BRIEF: Leave the pictures aside and write out exactly every line from the one containing "Read this page and output its text content." through the last line.

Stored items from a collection
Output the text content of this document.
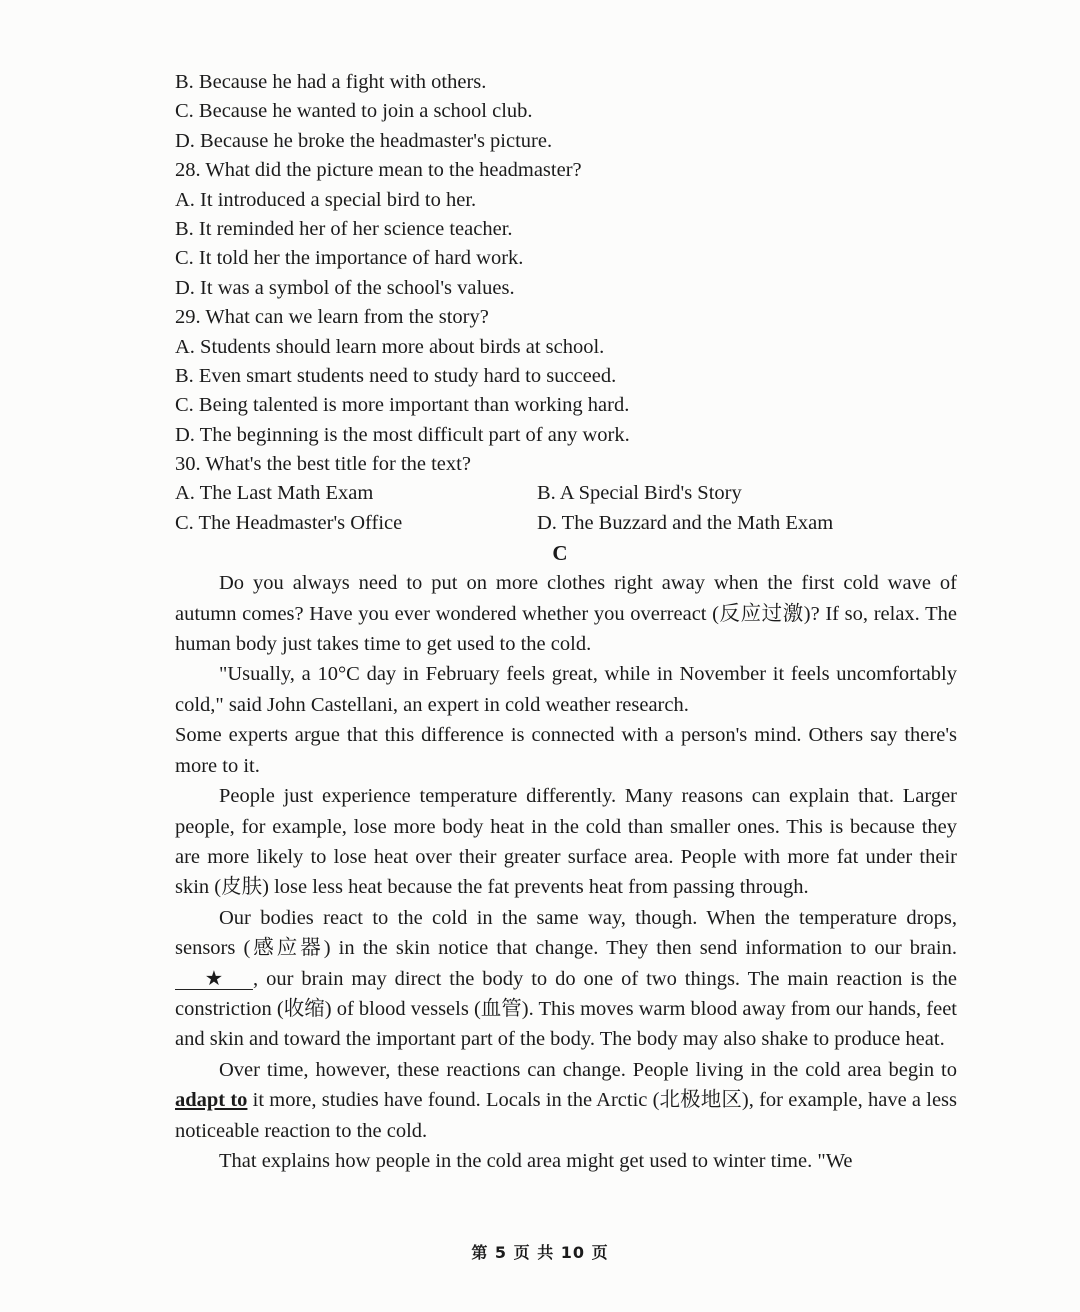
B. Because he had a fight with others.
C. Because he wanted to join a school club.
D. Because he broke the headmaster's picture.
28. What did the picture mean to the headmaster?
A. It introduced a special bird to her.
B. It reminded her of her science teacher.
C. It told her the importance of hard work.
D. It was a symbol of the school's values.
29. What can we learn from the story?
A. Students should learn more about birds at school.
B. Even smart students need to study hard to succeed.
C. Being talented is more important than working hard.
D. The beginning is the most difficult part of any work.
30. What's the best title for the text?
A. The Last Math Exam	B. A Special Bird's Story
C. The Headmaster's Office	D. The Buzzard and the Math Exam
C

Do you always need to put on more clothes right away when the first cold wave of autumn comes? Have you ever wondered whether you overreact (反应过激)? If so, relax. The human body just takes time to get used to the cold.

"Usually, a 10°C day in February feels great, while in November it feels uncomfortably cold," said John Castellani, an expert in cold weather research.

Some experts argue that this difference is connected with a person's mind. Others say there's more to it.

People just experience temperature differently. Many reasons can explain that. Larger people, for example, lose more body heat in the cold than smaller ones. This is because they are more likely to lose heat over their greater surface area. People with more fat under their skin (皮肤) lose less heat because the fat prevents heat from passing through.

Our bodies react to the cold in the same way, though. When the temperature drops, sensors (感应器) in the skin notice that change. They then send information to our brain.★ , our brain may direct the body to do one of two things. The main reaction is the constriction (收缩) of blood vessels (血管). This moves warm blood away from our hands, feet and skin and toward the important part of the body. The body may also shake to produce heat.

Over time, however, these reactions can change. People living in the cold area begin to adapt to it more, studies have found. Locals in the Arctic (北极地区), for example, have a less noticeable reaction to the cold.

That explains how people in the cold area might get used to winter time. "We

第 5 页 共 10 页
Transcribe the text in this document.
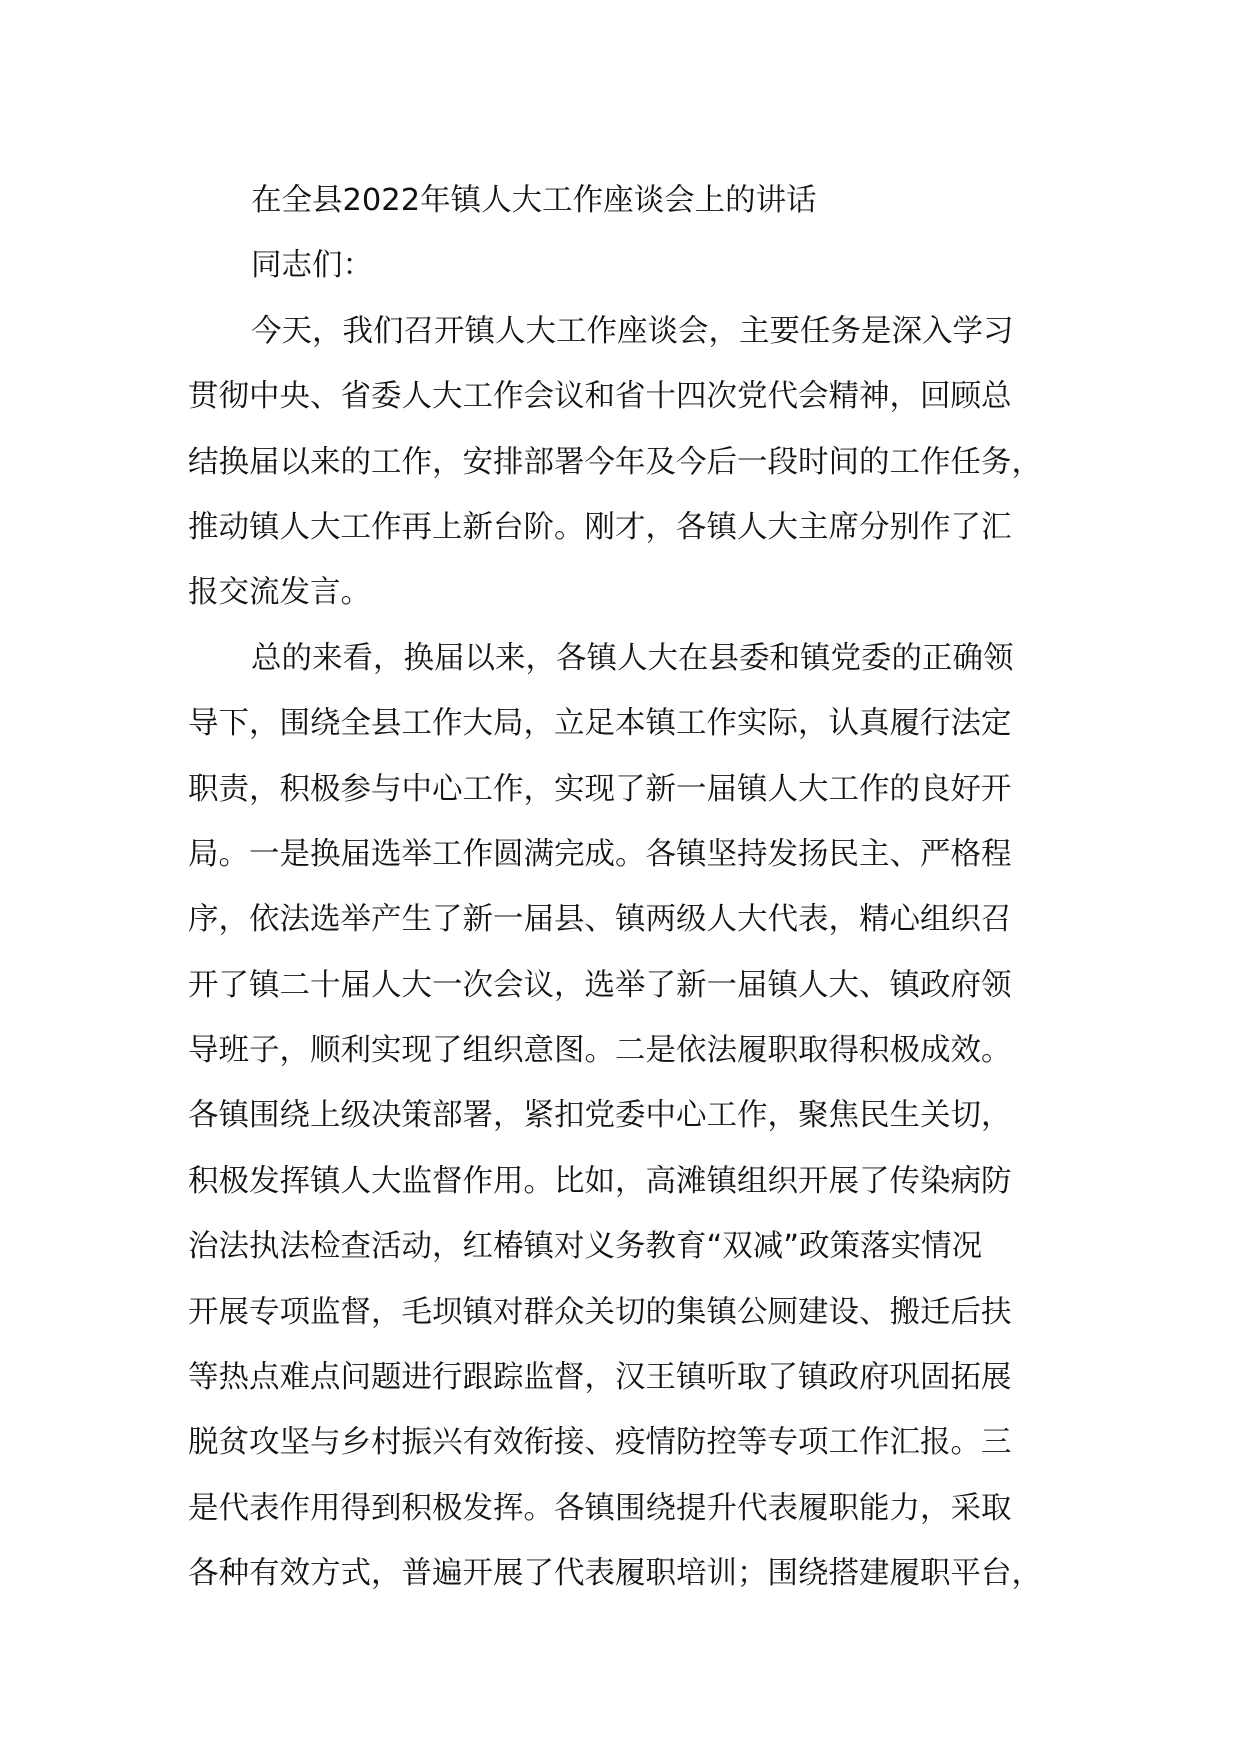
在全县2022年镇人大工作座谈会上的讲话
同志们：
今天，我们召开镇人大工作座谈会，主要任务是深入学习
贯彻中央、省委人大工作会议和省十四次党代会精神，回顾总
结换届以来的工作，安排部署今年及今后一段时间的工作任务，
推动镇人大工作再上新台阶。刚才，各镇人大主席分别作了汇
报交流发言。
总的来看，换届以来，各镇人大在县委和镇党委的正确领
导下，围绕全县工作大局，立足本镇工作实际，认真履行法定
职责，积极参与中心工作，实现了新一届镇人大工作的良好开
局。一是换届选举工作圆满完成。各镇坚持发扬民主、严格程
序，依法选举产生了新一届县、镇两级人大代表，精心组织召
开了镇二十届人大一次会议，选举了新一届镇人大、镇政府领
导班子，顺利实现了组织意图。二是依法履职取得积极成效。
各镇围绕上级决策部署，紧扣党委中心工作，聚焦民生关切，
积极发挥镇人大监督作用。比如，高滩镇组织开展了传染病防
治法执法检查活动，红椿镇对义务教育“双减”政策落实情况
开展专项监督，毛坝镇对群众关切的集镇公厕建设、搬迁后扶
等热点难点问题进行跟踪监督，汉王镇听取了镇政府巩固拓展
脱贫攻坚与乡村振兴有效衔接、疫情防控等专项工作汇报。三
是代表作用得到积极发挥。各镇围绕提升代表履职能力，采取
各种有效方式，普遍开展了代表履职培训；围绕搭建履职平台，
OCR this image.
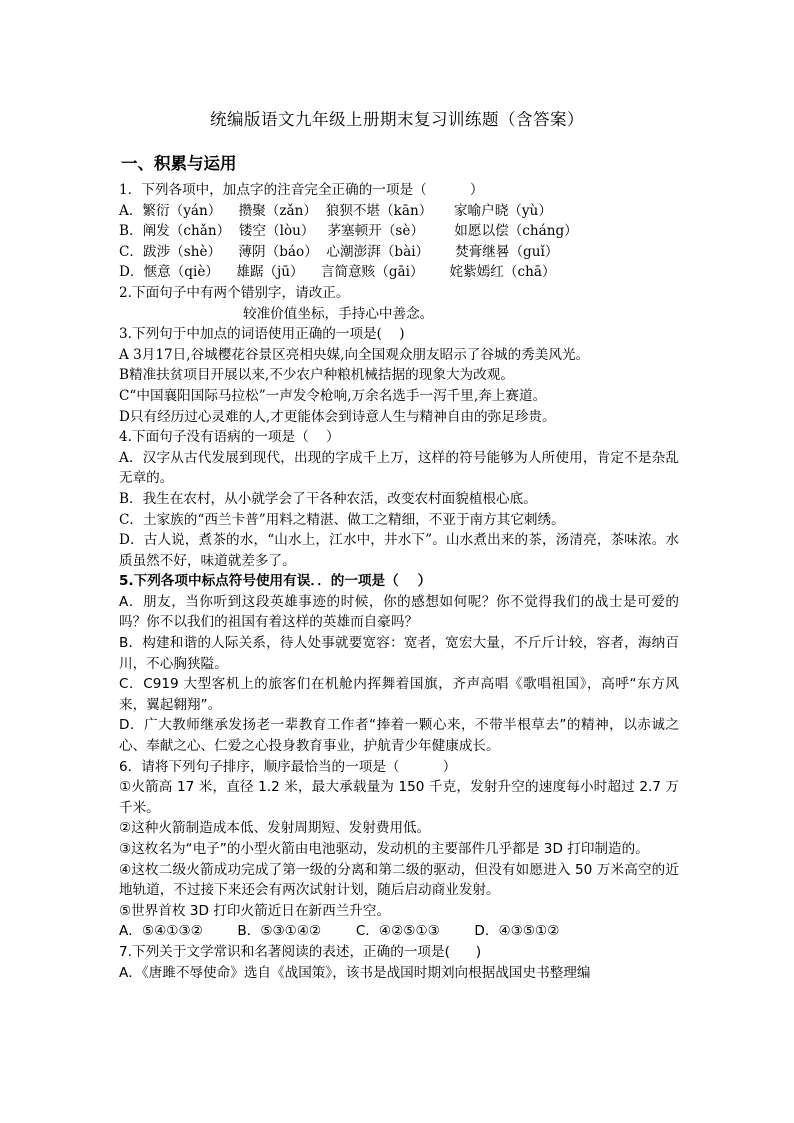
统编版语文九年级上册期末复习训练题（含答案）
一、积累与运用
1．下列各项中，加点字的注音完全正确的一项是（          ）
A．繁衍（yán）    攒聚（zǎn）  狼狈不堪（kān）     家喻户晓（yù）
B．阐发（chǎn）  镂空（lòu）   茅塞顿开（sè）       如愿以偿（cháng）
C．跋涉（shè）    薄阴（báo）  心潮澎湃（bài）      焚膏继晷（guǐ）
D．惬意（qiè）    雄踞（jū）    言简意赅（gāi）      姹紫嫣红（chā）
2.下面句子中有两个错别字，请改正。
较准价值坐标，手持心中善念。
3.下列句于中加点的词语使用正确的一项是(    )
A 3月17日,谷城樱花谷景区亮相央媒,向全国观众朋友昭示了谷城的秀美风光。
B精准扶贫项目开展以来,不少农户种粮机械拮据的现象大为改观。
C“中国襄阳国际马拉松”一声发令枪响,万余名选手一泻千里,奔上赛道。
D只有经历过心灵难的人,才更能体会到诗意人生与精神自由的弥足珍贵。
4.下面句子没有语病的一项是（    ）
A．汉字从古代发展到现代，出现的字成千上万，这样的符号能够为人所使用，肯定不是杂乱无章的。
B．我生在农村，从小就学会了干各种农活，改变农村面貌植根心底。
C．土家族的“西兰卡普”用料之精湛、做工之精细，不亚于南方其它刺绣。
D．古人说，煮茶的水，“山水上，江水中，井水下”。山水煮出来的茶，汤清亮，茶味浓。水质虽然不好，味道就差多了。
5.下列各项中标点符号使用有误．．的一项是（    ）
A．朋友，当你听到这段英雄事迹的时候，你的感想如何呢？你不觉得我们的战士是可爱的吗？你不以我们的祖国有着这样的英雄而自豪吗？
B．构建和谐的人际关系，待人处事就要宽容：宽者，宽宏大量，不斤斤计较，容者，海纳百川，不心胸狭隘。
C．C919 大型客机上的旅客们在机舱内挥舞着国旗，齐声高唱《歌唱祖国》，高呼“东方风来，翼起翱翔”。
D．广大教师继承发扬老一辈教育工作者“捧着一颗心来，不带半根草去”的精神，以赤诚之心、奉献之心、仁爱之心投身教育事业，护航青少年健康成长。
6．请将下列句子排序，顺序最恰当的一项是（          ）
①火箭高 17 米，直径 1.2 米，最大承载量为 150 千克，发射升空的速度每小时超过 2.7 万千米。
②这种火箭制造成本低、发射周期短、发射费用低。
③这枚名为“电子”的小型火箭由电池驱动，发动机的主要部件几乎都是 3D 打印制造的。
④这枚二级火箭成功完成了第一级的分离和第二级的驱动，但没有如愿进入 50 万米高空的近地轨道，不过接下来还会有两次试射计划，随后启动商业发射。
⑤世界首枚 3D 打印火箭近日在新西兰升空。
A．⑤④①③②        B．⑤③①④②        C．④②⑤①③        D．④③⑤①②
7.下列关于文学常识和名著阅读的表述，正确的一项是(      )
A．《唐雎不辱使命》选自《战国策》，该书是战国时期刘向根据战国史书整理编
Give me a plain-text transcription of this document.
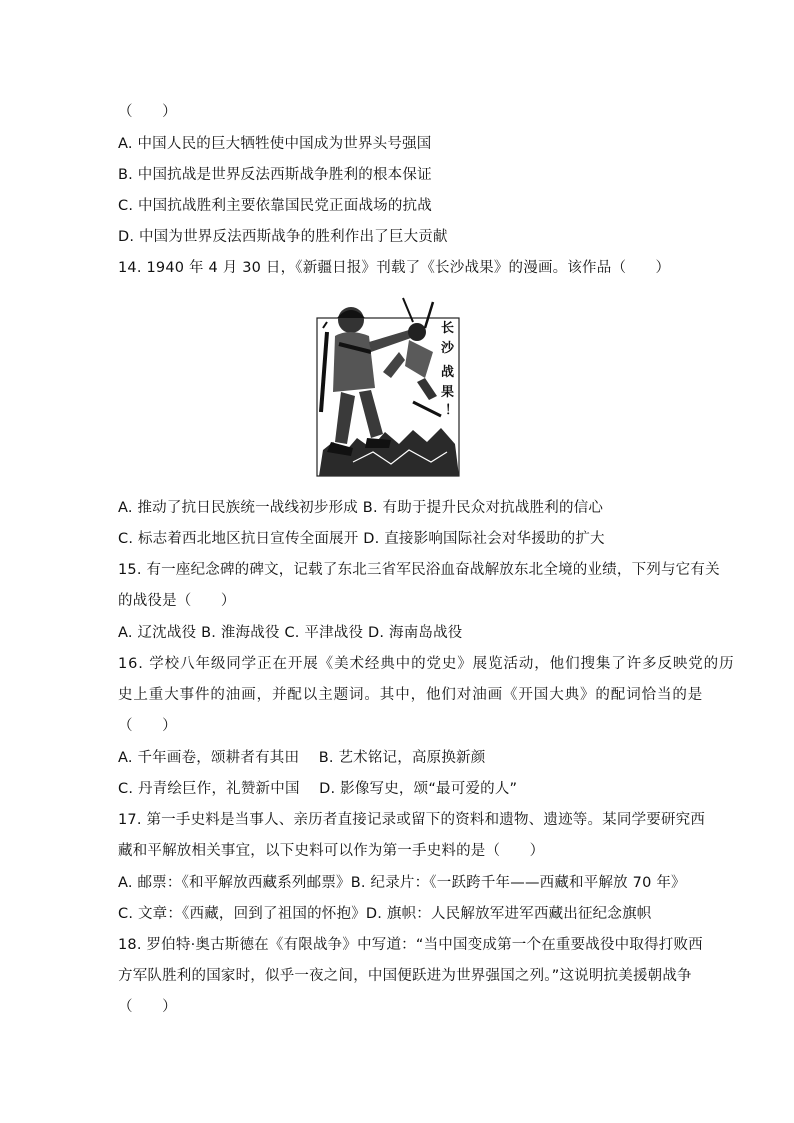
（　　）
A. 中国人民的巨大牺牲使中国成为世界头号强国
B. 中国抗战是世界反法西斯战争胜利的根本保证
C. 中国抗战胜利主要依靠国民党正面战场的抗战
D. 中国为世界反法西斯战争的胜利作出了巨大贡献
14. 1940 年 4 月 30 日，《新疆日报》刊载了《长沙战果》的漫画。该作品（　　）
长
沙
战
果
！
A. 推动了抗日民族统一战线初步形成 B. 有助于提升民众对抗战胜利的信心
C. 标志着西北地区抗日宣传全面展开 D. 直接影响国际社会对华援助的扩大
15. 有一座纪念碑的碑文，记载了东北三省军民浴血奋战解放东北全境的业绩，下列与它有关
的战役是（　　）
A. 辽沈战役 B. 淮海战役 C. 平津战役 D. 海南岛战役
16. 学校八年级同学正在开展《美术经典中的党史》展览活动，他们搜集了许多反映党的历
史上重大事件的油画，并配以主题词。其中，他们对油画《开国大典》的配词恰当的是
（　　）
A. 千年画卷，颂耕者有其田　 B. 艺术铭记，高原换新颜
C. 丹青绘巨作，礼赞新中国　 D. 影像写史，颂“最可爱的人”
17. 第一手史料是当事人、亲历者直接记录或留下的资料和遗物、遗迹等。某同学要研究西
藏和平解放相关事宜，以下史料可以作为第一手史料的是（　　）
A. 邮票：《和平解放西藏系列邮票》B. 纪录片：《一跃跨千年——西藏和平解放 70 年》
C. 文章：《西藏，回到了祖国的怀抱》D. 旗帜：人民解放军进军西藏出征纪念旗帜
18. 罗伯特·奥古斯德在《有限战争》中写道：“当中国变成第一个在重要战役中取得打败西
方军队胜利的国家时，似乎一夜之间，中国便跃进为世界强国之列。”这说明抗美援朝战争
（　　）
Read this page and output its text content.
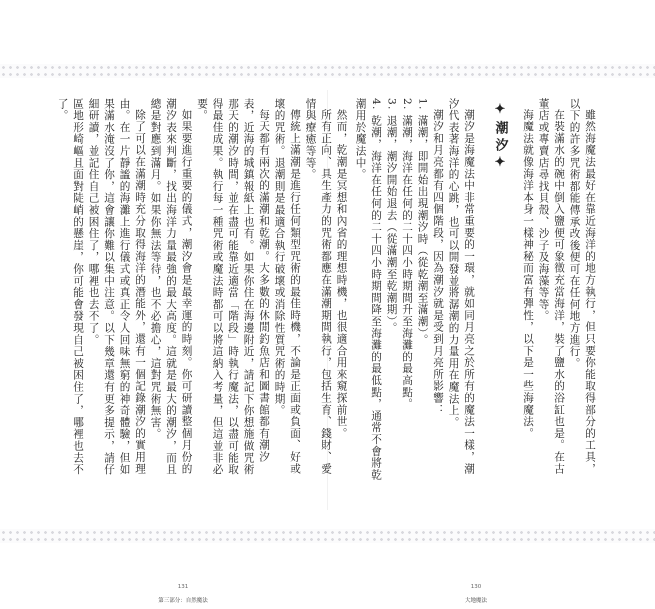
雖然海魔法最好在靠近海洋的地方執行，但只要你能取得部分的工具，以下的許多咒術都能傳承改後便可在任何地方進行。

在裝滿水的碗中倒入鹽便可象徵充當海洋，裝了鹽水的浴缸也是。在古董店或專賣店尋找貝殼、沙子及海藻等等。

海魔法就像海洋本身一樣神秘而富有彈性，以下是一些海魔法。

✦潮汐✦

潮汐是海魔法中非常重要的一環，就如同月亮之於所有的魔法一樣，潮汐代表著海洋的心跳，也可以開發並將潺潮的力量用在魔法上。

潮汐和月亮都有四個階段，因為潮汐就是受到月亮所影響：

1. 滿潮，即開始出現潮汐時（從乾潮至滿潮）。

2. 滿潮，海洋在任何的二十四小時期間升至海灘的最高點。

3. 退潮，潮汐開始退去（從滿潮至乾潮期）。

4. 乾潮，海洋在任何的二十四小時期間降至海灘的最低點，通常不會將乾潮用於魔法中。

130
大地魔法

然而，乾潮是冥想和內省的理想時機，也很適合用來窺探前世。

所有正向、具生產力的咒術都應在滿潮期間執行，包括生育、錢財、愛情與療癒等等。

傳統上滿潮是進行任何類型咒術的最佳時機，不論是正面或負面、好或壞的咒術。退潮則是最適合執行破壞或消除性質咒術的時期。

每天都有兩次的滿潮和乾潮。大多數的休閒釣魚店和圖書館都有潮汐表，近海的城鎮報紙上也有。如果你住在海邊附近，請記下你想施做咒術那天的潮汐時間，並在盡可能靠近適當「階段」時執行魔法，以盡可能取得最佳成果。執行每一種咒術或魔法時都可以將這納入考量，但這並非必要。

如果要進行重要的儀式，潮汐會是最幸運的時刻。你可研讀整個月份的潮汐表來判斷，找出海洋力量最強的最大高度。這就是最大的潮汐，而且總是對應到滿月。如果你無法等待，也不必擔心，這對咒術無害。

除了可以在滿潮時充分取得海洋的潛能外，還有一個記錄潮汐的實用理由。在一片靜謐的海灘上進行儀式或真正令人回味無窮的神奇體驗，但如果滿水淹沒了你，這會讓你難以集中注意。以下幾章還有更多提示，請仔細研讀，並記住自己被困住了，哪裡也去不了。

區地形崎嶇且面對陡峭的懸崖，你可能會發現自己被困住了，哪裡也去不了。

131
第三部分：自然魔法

CORRECT RESPONSE:
Read this page and output its text content.
雖然海魔法最好在靠近海洋的地方執行，但只要你能取得部分的工具，以下的許多咒術都能傳承改後便可在任何地方進行。

在裝滿水的碗中倒入鹽便可象徵充當海洋，裝了鹽水的浴缸也是。在古董店或專賣店尋找貝殼、沙子及海藻等等。

海魔法就像海洋本身一樣神秘而富有彈性，以下是一些海魔法。

✦潮汐✦

潮汐是海魔法中非常重要的一環，就如同月亮之於所有的魔法一樣，潮汐代表著海洋的心跳，也可以開發並將潺潮的力量用在魔法上。

潮汐和月亮都有四個階段，因為潮汐就是受到月亮所影響：

1. 滿潮，即開始出現潮汐時（從乾潮至滿潮）。

2. 滿潮，海洋在任何的二十四小時期間升至海灘的最高點。

3. 退潮，潮汐開始退去（從滿潮至乾潮期）。

4. 乾潮，海洋在任何的二十四小時期間降至海灘的最低點，通常不會將乾潮用於魔法中。

130
大地魔法

然而，乾潮是冥想和內省的理想時機，也很適合用來窺探前世。

所有正向、具生產力的咒術都應在滿潮期間執行，包括生育、錢財、愛情與療癒等等。

傳統上滿潮是進行任何類型咒術的最佳時機，不論是正面或負面、好或壞的咒術。退潮則是最適合執行破壞或消除性質咒術的時期。

每天都有兩次的滿潮和乾潮。大多數的休閒釣魚店和圖書館都有潮汐表，近海的城鎮報紙上也有。如果你住在海邊附近，請記下你想施做咒術那天的潮汐時間，並在盡可能靠近適當「階段」時執行魔法，以盡可能取得最佳成果。執行每一種咒術或魔法時都可以將這納入考量，但這並非必要。

如果要進行重要的儀式，潮汐會是最幸運的時刻。你可研讀整個月份的潮汐表來判斷，找出海洋力量最強的最大高度。這就是最大的潮汐，而且總是對應到滿月。如果你無法等待，也不必擔心，這對咒術無害。

除了可以在滿潮時充分取得海洋的潛能外，還有一個記錄潮汐的實用理由。在一片靜謐的海灘上進行儀式或真正令人回味無窮的神奇體驗，但如果滿水淹沒了你，這會讓你難以集中注意。以下幾章還有更多提示，請仔細研讀，並記住自己被困住了，哪裡也去不了。

區地形崎嶇且面對陡峭的懸崖，你可能會發現自己被困住了，哪裡也去不了。

131
第三部分：自然魔法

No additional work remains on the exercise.